[Start of Exercise data]

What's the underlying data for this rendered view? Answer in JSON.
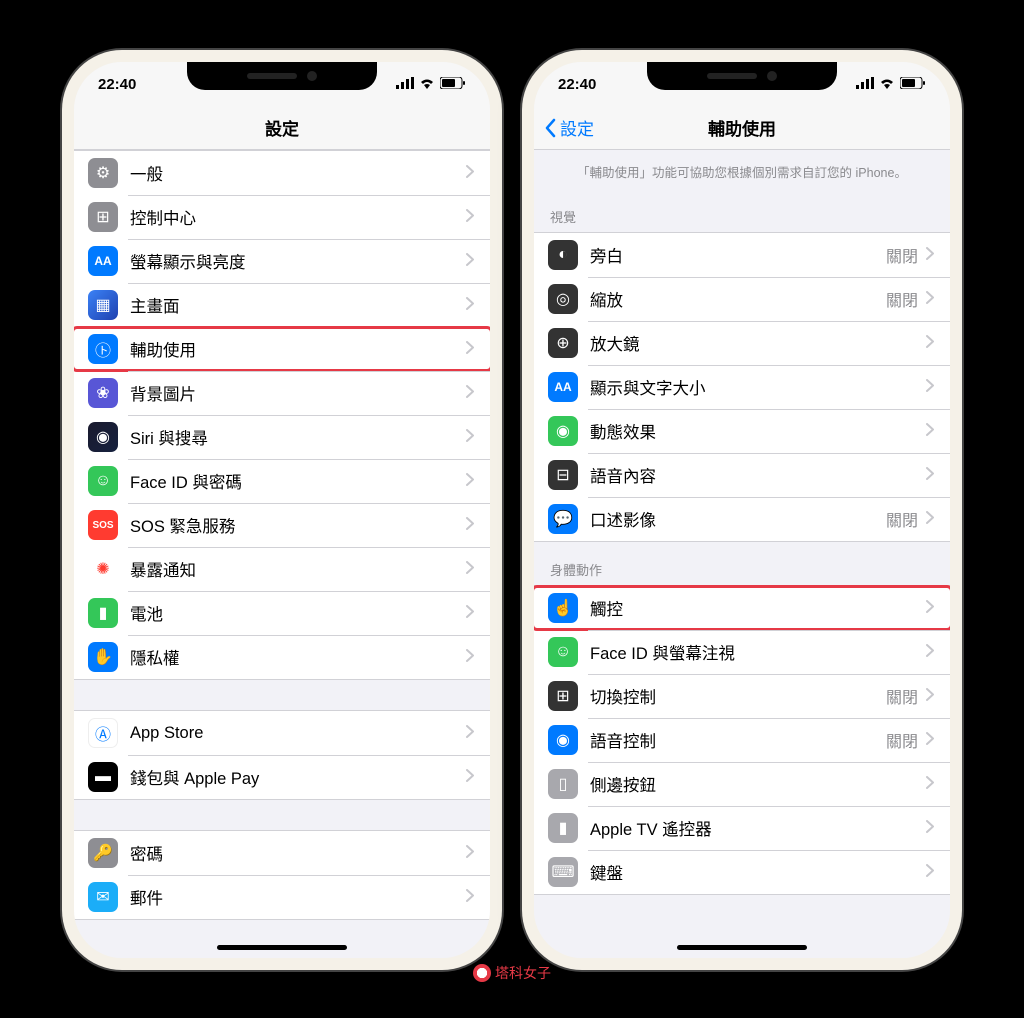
{
  "status": {
    "time": "22:40"
  },
  "left": {
    "title": "設定",
    "groups": [
      {
        "rows": [
          {
            "icon": "gear-icon",
            "bg": "bg-gray",
            "glyph": "⚙",
            "label": "一般"
          },
          {
            "icon": "control-center-icon",
            "bg": "bg-gray",
            "glyph": "⊞",
            "label": "控制中心"
          },
          {
            "icon": "display-icon",
            "bg": "bg-blue",
            "glyph": "AA",
            "label": "螢幕顯示與亮度"
          },
          {
            "icon": "home-screen-icon",
            "bg": "bg-grid",
            "glyph": "▦",
            "label": "主畫面"
          },
          {
            "icon": "accessibility-icon",
            "bg": "bg-blue",
            "glyph": "㋣",
            "label": "輔助使用",
            "highlight": true
          },
          {
            "icon": "wallpaper-icon",
            "bg": "bg-purple",
            "glyph": "❀",
            "label": "背景圖片"
          },
          {
            "icon": "siri-icon",
            "bg": "bg-siri",
            "glyph": "◉",
            "label": "Siri 與搜尋"
          },
          {
            "icon": "faceid-icon",
            "bg": "bg-green",
            "glyph": "☺",
            "label": "Face ID 與密碼"
          },
          {
            "icon": "sos-icon",
            "bg": "bg-sos",
            "glyph": "SOS",
            "label": "SOS 緊急服務"
          },
          {
            "icon": "exposure-icon",
            "bg": "bg-exposure",
            "glyph": "✺",
            "label": "暴露通知"
          },
          {
            "icon": "battery-icon",
            "bg": "bg-green",
            "glyph": "▮",
            "label": "電池"
          },
          {
            "icon": "privacy-icon",
            "bg": "bg-blue",
            "glyph": "✋",
            "label": "隱私權"
          }
        ]
      },
      {
        "rows": [
          {
            "icon": "appstore-icon",
            "bg": "bg-appstore",
            "glyph": "Ⓐ",
            "label": "App Store"
          },
          {
            "icon": "wallet-icon",
            "bg": "bg-wallet",
            "glyph": "▬",
            "label": "錢包與 Apple Pay"
          }
        ]
      },
      {
        "rows": [
          {
            "icon": "passwords-icon",
            "bg": "bg-passwords",
            "glyph": "🔑",
            "label": "密碼"
          },
          {
            "icon": "mail-icon",
            "bg": "bg-mail",
            "glyph": "✉",
            "label": "郵件"
          }
        ]
      }
    ]
  },
  "right": {
    "back": "設定",
    "title": "輔助使用",
    "description": "「輔助使用」功能可協助您根據個別需求自訂您的 iPhone。",
    "sections": [
      {
        "header": "視覺",
        "rows": [
          {
            "icon": "voiceover-icon",
            "bg": "bg-black",
            "glyph": "◐",
            "label": "旁白",
            "value": "關閉"
          },
          {
            "icon": "zoom-icon",
            "bg": "bg-black",
            "glyph": "◎",
            "label": "縮放",
            "value": "關閉"
          },
          {
            "icon": "magnifier-icon",
            "bg": "bg-black",
            "glyph": "⊕",
            "label": "放大鏡"
          },
          {
            "icon": "textsize-icon",
            "bg": "bg-blue",
            "glyph": "AA",
            "label": "顯示與文字大小"
          },
          {
            "icon": "motion-icon",
            "bg": "bg-green",
            "glyph": "◉",
            "label": "動態效果"
          },
          {
            "icon": "spoken-icon",
            "bg": "bg-black",
            "glyph": "⊟",
            "label": "語音內容"
          },
          {
            "icon": "audio-desc-icon",
            "bg": "bg-blue",
            "glyph": "💬",
            "label": "口述影像",
            "value": "關閉"
          }
        ]
      },
      {
        "header": "身體動作",
        "rows": [
          {
            "icon": "touch-icon",
            "bg": "bg-blue",
            "glyph": "☝",
            "label": "觸控",
            "highlight": true
          },
          {
            "icon": "faceid-attention-icon",
            "bg": "bg-green",
            "glyph": "☺",
            "label": "Face ID 與螢幕注視"
          },
          {
            "icon": "switch-control-icon",
            "bg": "bg-black",
            "glyph": "⊞",
            "label": "切換控制",
            "value": "關閉"
          },
          {
            "icon": "voice-control-icon",
            "bg": "bg-blue",
            "glyph": "◉",
            "label": "語音控制",
            "value": "關閉"
          },
          {
            "icon": "side-button-icon",
            "bg": "bg-lightgray",
            "glyph": "▯",
            "label": "側邊按鈕"
          },
          {
            "icon": "appletv-remote-icon",
            "bg": "bg-lightgray",
            "glyph": "▮",
            "label": "Apple TV 遙控器"
          },
          {
            "icon": "keyboard-icon",
            "bg": "bg-lightgray",
            "glyph": "⌨",
            "label": "鍵盤"
          }
        ]
      }
    ]
  },
  "watermark": "塔科女子"
}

[End of Exercise data]

§ Problem: From the data, pick out every line that includes "passwords".

§ Solved exercise:
            "icon": "passwords-icon",
            "bg": "bg-passwords",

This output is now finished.